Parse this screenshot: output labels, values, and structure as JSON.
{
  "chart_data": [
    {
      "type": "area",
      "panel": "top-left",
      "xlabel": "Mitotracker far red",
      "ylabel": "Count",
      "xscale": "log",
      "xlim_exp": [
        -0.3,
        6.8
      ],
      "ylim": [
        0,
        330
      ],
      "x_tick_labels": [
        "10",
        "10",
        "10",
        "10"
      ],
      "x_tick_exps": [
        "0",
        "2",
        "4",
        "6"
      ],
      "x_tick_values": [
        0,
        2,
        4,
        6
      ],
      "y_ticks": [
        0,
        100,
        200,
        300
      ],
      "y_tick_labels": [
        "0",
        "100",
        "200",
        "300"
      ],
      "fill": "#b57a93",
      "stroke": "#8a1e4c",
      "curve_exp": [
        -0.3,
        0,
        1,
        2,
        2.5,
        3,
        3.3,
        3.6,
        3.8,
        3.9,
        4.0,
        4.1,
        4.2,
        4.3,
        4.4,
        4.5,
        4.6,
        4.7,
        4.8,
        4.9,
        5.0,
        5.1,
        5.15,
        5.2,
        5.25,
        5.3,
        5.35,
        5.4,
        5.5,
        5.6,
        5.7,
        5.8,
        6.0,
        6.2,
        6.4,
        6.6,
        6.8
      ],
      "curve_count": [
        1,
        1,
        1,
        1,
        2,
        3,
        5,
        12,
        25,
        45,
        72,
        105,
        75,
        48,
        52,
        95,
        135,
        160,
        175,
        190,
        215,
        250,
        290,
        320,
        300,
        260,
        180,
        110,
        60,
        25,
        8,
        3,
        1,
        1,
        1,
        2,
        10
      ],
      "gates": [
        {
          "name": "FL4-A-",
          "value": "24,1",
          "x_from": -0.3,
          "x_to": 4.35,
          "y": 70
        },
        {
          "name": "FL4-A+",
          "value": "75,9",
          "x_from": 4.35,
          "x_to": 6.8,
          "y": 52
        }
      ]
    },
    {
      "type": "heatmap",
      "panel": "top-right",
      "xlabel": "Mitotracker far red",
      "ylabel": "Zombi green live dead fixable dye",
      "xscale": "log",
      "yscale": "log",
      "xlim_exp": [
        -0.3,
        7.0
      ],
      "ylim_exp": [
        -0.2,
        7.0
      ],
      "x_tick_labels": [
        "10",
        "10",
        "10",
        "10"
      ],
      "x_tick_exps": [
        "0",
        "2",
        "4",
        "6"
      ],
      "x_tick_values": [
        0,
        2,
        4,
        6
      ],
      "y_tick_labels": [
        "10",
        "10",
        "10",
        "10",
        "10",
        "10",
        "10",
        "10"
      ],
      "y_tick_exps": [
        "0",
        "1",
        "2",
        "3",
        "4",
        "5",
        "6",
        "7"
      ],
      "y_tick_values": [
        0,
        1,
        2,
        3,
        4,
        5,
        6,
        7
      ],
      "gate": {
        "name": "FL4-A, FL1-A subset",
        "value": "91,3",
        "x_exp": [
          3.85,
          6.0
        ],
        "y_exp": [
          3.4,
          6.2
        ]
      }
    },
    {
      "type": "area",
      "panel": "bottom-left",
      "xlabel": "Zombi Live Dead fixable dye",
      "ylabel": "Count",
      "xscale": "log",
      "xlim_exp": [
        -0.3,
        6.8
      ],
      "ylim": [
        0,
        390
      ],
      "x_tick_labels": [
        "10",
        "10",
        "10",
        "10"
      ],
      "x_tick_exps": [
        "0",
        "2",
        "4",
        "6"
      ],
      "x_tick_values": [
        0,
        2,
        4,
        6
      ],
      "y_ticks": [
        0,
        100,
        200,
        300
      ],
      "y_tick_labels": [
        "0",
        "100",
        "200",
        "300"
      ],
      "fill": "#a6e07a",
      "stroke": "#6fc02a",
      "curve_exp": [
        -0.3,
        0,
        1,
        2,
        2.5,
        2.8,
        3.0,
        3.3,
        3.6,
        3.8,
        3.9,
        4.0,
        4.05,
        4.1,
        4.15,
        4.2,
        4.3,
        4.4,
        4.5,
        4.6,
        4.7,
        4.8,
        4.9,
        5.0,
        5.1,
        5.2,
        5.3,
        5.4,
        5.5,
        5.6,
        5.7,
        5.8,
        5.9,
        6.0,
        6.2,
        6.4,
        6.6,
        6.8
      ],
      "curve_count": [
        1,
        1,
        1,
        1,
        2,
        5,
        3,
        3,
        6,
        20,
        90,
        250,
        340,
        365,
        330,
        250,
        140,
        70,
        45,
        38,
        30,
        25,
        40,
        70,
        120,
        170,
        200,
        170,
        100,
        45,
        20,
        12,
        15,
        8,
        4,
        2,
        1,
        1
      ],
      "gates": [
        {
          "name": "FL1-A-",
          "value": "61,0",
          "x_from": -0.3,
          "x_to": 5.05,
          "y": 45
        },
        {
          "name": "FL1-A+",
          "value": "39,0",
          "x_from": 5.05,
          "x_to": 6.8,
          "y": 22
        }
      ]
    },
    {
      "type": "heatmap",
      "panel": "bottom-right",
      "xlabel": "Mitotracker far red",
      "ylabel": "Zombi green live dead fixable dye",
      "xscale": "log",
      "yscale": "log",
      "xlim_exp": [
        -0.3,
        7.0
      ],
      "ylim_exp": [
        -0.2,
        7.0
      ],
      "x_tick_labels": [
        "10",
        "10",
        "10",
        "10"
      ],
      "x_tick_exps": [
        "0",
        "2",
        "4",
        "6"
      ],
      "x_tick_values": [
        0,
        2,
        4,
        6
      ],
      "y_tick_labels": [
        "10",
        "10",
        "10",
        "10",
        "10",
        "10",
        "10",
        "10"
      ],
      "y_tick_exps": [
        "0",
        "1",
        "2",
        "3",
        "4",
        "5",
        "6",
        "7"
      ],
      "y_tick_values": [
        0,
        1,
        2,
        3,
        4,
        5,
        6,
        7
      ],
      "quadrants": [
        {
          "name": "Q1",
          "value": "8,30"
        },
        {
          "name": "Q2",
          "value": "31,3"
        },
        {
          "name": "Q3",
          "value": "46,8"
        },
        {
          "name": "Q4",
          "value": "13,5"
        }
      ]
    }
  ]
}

----

◆ **Your task**
All records above must be set down exactly, please.

◆ **Problem solution**
Parse this screenshot: output labels, values, and structure as JSON.
{
  "chart_data": [
    {
      "type": "area",
      "panel": "top-left",
      "xlabel": "Mitotracker far red",
      "ylabel": "Count",
      "xscale": "log",
      "xlim_exp": [
        -0.3,
        6.8
      ],
      "ylim": [
        0,
        330
      ],
      "x_tick_labels": [
        "10",
        "10",
        "10",
        "10"
      ],
      "x_tick_exps": [
        "0",
        "2",
        "4",
        "6"
      ],
      "x_tick_values": [
        0,
        2,
        4,
        6
      ],
      "y_ticks": [
        0,
        100,
        200,
        300
      ],
      "y_tick_labels": [
        "0",
        "100",
        "200",
        "300"
      ],
      "fill": "#b57a93",
      "stroke": "#8a1e4c",
      "curve_exp": [
        -0.3,
        0,
        1,
        2,
        2.5,
        3,
        3.3,
        3.6,
        3.8,
        3.9,
        4.0,
        4.1,
        4.2,
        4.3,
        4.4,
        4.5,
        4.6,
        4.7,
        4.8,
        4.9,
        5.0,
        5.1,
        5.15,
        5.2,
        5.25,
        5.3,
        5.35,
        5.4,
        5.5,
        5.6,
        5.7,
        5.8,
        6.0,
        6.2,
        6.4,
        6.6,
        6.8
      ],
      "curve_count": [
        1,
        1,
        1,
        1,
        2,
        3,
        5,
        12,
        25,
        45,
        72,
        105,
        75,
        48,
        52,
        95,
        135,
        160,
        175,
        190,
        215,
        250,
        290,
        320,
        300,
        260,
        180,
        110,
        60,
        25,
        8,
        3,
        1,
        1,
        1,
        2,
        10
      ],
      "gates": [
        {
          "name": "FL4-A-",
          "value": "24,1",
          "x_from": -0.3,
          "x_to": 4.35,
          "y": 70
        },
        {
          "name": "FL4-A+",
          "value": "75,9",
          "x_from": 4.35,
          "x_to": 6.8,
          "y": 52
        }
      ]
    },
    {
      "type": "heatmap",
      "panel": "top-right",
      "xlabel": "Mitotracker far red",
      "ylabel": "Zombi green live dead fixable dye",
      "xscale": "log",
      "yscale": "log",
      "xlim_exp": [
        -0.3,
        7.0
      ],
      "ylim_exp": [
        -0.2,
        7.0
      ],
      "x_tick_labels": [
        "10",
        "10",
        "10",
        "10"
      ],
      "x_tick_exps": [
        "0",
        "2",
        "4",
        "6"
      ],
      "x_tick_values": [
        0,
        2,
        4,
        6
      ],
      "y_tick_labels": [
        "10",
        "10",
        "10",
        "10",
        "10",
        "10",
        "10",
        "10"
      ],
      "y_tick_exps": [
        "0",
        "1",
        "2",
        "3",
        "4",
        "5",
        "6",
        "7"
      ],
      "y_tick_values": [
        0,
        1,
        2,
        3,
        4,
        5,
        6,
        7
      ],
      "gate": {
        "name": "FL4-A, FL1-A subset",
        "value": "91,3",
        "x_exp": [
          3.85,
          6.0
        ],
        "y_exp": [
          3.4,
          6.2
        ]
      }
    },
    {
      "type": "area",
      "panel": "bottom-left",
      "xlabel": "Zombi Live Dead fixable dye",
      "ylabel": "Count",
      "xscale": "log",
      "xlim_exp": [
        -0.3,
        6.8
      ],
      "ylim": [
        0,
        390
      ],
      "x_tick_labels": [
        "10",
        "10",
        "10",
        "10"
      ],
      "x_tick_exps": [
        "0",
        "2",
        "4",
        "6"
      ],
      "x_tick_values": [
        0,
        2,
        4,
        6
      ],
      "y_ticks": [
        0,
        100,
        200,
        300
      ],
      "y_tick_labels": [
        "0",
        "100",
        "200",
        "300"
      ],
      "fill": "#a6e07a",
      "stroke": "#6fc02a",
      "curve_exp": [
        -0.3,
        0,
        1,
        2,
        2.5,
        2.8,
        3.0,
        3.3,
        3.6,
        3.8,
        3.9,
        4.0,
        4.05,
        4.1,
        4.15,
        4.2,
        4.3,
        4.4,
        4.5,
        4.6,
        4.7,
        4.8,
        4.9,
        5.0,
        5.1,
        5.2,
        5.3,
        5.4,
        5.5,
        5.6,
        5.7,
        5.8,
        5.9,
        6.0,
        6.2,
        6.4,
        6.6,
        6.8
      ],
      "curve_count": [
        1,
        1,
        1,
        1,
        2,
        5,
        3,
        3,
        6,
        20,
        90,
        250,
        340,
        365,
        330,
        250,
        140,
        70,
        45,
        38,
        30,
        25,
        40,
        70,
        120,
        170,
        200,
        170,
        100,
        45,
        20,
        12,
        15,
        8,
        4,
        2,
        1,
        1
      ],
      "gates": [
        {
          "name": "FL1-A-",
          "value": "61,0",
          "x_from": -0.3,
          "x_to": 5.05,
          "y": 45
        },
        {
          "name": "FL1-A+",
          "value": "39,0",
          "x_from": 5.05,
          "x_to": 6.8,
          "y": 22
        }
      ]
    },
    {
      "type": "heatmap",
      "panel": "bottom-right",
      "xlabel": "Mitotracker far red",
      "ylabel": "Zombi green live dead fixable dye",
      "xscale": "log",
      "yscale": "log",
      "xlim_exp": [
        -0.3,
        7.0
      ],
      "ylim_exp": [
        -0.2,
        7.0
      ],
      "x_tick_labels": [
        "10",
        "10",
        "10",
        "10"
      ],
      "x_tick_exps": [
        "0",
        "2",
        "4",
        "6"
      ],
      "x_tick_values": [
        0,
        2,
        4,
        6
      ],
      "y_tick_labels": [
        "10",
        "10",
        "10",
        "10",
        "10",
        "10",
        "10",
        "10"
      ],
      "y_tick_exps": [
        "0",
        "1",
        "2",
        "3",
        "4",
        "5",
        "6",
        "7"
      ],
      "y_tick_values": [
        0,
        1,
        2,
        3,
        4,
        5,
        6,
        7
      ],
      "quadrants": [
        {
          "name": "Q1",
          "value": "8,30"
        },
        {
          "name": "Q2",
          "value": "31,3"
        },
        {
          "name": "Q3",
          "value": "46,8"
        },
        {
          "name": "Q4",
          "value": "13,5"
        }
      ]
    }
  ]
}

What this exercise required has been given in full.